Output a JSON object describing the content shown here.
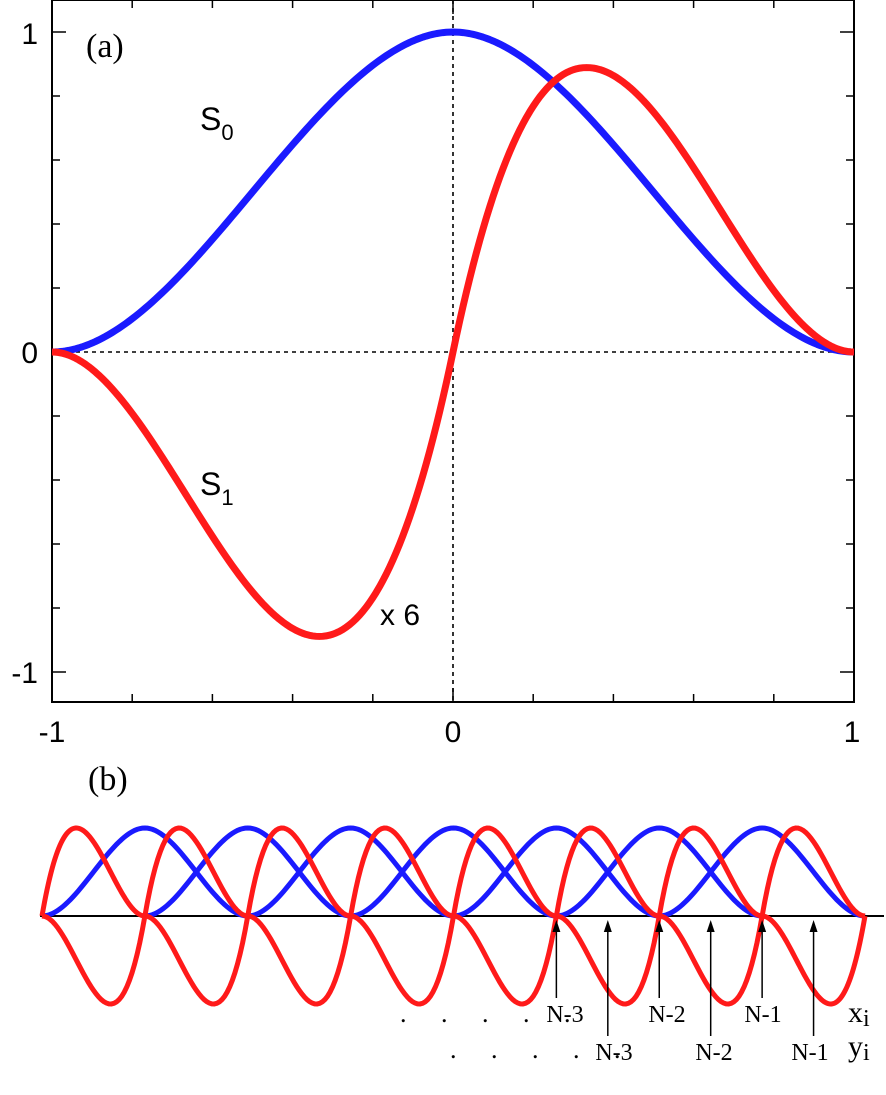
{
  "chart_data": [
    {
      "type": "line",
      "panel_label": "(a)",
      "xlim": [
        -1,
        1
      ],
      "ylim": [
        -1.1,
        1.1
      ],
      "x_ticks": [
        "-1",
        "0",
        "1"
      ],
      "y_ticks": [
        "1",
        "0",
        "-1"
      ],
      "grid": false,
      "reference_lines": {
        "x": 0,
        "y": 0,
        "style": "dashed"
      },
      "scale_annotation": "x 6",
      "series": [
        {
          "name": "S0",
          "name_base": "S",
          "name_sub": "0",
          "color": "#1a1aff",
          "x": [
            -1,
            -0.8,
            -0.6,
            -0.4,
            -0.2,
            0,
            0.2,
            0.4,
            0.6,
            0.8,
            1
          ],
          "y": [
            0,
            0.096,
            0.352,
            0.648,
            0.896,
            1,
            0.896,
            0.648,
            0.352,
            0.096,
            0
          ]
        },
        {
          "name": "S1",
          "name_base": "S",
          "name_sub": "1",
          "color": "#ff1a1a",
          "scale_factor": 6,
          "x": [
            -1,
            -0.8,
            -0.6,
            -0.4,
            -0.333,
            -0.2,
            0,
            0.2,
            0.333,
            0.4,
            0.6,
            0.8,
            1
          ],
          "y": [
            0,
            -0.249,
            -0.691,
            -0.864,
            -0.889,
            -0.768,
            0,
            0.768,
            0.889,
            0.864,
            0.691,
            0.249,
            0
          ]
        }
      ]
    },
    {
      "type": "line",
      "panel_label": "(b)",
      "xlim": [
        0,
        8
      ],
      "ylim": [
        -1,
        1
      ],
      "x_ticks": [],
      "y_ticks": [],
      "grid": false,
      "series": [
        {
          "name": "",
          "color": "#1a1aff",
          "function": "S0 shape repeated on each unit interval [i-1, i+1], i = 1..7"
        },
        {
          "name": "",
          "color": "#ff1a1a",
          "function": "S1 shape repeated on each unit interval [i-1, i+1], i = 0..8, clipped to [0, 8]"
        }
      ],
      "x_markers": [
        {
          "label": "N-3",
          "row": "xi",
          "x": 5
        },
        {
          "label": "N-2",
          "row": "xi",
          "x": 6
        },
        {
          "label": "N-1",
          "row": "xi",
          "x": 7
        },
        {
          "label": "N-3",
          "row": "yi",
          "x": 5.5
        },
        {
          "label": "N-2",
          "row": "yi",
          "x": 6.5
        },
        {
          "label": "N-1",
          "row": "yi",
          "x": 7.5
        }
      ],
      "row_labels": {
        "xi": {
          "base": "x",
          "sub": "i"
        },
        "yi": {
          "base": "y",
          "sub": "i"
        }
      },
      "ellipsis": ". . . . ."
    }
  ]
}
______________________________
▶ _STATED PROBLEM_
List the lines of the material in which the word "unit" occurs.

▶ _FINISHED ANSWER_
          "function": "S0 shape repeated on each unit interval [i-1, i+1], i = 1..7"
          "function": "S1 shape repeated on each unit interval [i-1, i+1], i = 0..8, clipped to [0, 8]"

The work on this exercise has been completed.